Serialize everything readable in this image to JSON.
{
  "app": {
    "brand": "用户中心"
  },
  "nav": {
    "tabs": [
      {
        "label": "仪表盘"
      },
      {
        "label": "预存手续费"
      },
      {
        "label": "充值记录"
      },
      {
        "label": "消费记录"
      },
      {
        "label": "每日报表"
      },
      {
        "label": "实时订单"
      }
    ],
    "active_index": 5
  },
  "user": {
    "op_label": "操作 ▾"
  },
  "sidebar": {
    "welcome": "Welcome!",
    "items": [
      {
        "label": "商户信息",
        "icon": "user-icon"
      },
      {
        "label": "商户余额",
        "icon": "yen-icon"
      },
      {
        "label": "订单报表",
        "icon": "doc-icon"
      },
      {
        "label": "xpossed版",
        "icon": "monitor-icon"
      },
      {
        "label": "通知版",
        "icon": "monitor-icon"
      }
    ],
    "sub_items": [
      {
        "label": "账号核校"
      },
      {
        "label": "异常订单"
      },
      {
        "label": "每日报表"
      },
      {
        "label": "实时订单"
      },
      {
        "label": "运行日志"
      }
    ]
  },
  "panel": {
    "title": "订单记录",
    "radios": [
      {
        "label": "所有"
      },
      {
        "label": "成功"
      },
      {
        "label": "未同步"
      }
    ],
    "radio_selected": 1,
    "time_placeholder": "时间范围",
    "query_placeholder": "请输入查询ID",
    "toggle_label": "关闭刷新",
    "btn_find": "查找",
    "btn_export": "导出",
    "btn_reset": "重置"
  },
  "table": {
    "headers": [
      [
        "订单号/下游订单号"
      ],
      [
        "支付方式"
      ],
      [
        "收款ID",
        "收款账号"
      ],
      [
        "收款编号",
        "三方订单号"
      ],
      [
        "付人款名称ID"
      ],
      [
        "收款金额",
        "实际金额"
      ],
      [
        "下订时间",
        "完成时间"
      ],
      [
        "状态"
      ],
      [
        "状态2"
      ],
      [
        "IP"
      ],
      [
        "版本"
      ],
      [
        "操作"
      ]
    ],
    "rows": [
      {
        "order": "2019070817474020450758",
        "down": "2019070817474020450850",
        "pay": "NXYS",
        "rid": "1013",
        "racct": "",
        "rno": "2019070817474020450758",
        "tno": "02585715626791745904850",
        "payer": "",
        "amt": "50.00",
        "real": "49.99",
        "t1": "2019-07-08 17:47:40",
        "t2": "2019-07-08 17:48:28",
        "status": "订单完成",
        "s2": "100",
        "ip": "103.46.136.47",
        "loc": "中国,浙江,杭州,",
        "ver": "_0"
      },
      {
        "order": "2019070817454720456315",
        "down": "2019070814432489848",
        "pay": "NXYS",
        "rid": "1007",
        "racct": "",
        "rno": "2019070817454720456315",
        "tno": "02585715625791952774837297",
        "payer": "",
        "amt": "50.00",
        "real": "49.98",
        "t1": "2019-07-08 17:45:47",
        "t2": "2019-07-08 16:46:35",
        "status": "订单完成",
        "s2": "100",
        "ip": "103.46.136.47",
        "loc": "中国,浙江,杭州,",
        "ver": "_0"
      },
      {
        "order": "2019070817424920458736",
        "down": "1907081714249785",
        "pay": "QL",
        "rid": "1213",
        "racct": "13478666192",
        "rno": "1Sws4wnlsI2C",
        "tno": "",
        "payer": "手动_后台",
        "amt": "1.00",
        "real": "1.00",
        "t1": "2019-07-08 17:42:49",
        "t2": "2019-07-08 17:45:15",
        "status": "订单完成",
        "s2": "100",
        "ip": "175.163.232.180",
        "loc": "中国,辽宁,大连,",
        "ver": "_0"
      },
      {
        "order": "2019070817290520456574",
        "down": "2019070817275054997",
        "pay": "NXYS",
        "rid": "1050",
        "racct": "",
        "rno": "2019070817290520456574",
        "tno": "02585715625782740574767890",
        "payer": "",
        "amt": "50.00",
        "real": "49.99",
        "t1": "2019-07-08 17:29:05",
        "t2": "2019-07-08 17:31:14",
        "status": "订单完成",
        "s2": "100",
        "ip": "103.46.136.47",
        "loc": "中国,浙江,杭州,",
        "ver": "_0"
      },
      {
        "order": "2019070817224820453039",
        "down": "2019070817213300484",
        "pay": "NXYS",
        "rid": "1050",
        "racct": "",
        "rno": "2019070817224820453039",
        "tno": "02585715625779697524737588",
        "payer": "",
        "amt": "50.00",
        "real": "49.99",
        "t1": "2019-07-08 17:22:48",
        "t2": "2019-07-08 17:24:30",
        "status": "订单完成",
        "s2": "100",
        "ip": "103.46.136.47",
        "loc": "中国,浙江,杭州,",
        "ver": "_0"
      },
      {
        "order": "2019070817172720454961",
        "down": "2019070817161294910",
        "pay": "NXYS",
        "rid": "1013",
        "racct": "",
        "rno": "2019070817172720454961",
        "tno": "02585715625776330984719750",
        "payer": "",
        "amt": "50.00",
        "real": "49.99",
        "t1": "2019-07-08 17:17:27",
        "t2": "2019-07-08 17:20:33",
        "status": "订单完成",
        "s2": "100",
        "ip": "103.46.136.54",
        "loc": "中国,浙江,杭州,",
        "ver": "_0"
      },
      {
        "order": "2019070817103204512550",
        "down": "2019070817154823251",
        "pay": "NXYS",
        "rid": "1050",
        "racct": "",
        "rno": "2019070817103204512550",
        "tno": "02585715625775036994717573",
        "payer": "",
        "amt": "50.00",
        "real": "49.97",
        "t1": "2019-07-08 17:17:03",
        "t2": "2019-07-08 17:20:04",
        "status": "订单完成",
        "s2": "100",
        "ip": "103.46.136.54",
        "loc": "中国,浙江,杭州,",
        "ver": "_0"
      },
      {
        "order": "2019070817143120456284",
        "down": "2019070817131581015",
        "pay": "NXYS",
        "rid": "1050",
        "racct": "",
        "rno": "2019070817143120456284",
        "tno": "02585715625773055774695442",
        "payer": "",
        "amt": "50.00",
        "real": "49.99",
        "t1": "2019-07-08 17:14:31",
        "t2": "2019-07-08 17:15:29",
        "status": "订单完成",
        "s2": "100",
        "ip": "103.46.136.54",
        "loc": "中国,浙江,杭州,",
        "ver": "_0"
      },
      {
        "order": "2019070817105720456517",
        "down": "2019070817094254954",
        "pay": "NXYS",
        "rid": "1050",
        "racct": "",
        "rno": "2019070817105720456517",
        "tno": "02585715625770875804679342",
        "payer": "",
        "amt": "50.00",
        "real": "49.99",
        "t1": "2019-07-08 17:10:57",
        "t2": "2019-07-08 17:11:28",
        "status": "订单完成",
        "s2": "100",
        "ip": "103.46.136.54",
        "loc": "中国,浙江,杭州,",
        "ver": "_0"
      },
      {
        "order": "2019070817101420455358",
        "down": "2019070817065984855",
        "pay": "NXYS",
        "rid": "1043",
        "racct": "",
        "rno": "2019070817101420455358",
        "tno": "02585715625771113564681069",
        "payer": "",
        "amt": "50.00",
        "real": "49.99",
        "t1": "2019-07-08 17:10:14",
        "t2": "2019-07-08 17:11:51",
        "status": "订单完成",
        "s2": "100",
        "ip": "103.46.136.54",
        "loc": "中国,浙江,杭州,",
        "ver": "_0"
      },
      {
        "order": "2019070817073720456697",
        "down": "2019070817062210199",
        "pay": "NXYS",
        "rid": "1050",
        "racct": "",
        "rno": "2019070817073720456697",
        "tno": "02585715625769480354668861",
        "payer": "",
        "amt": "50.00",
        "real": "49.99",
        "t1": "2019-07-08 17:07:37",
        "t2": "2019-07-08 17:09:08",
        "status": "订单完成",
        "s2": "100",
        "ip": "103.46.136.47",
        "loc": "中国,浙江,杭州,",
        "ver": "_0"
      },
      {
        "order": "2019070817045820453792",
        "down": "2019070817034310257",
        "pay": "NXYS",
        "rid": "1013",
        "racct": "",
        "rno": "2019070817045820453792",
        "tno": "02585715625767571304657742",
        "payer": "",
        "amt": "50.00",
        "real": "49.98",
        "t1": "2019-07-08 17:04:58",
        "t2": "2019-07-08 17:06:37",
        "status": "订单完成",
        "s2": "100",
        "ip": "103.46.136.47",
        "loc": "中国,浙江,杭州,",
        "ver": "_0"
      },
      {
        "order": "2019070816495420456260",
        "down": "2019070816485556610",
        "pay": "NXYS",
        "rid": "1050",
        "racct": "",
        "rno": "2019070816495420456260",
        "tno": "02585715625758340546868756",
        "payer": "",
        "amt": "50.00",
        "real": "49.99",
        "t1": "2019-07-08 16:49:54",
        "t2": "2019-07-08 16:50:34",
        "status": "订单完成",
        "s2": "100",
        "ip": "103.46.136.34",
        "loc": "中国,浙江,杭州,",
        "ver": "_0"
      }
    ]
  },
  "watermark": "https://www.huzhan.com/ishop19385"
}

# # # # # # #

- STATED PROBLEM
Copy, from the material above, each line in which the string "icon" occurs.

- RESULT OF THIS TASK
        "icon": "user-icon"
        "icon": "yen-icon"
        "icon": "doc-icon"
        "icon": "monitor-icon"
        "icon": "monitor-icon"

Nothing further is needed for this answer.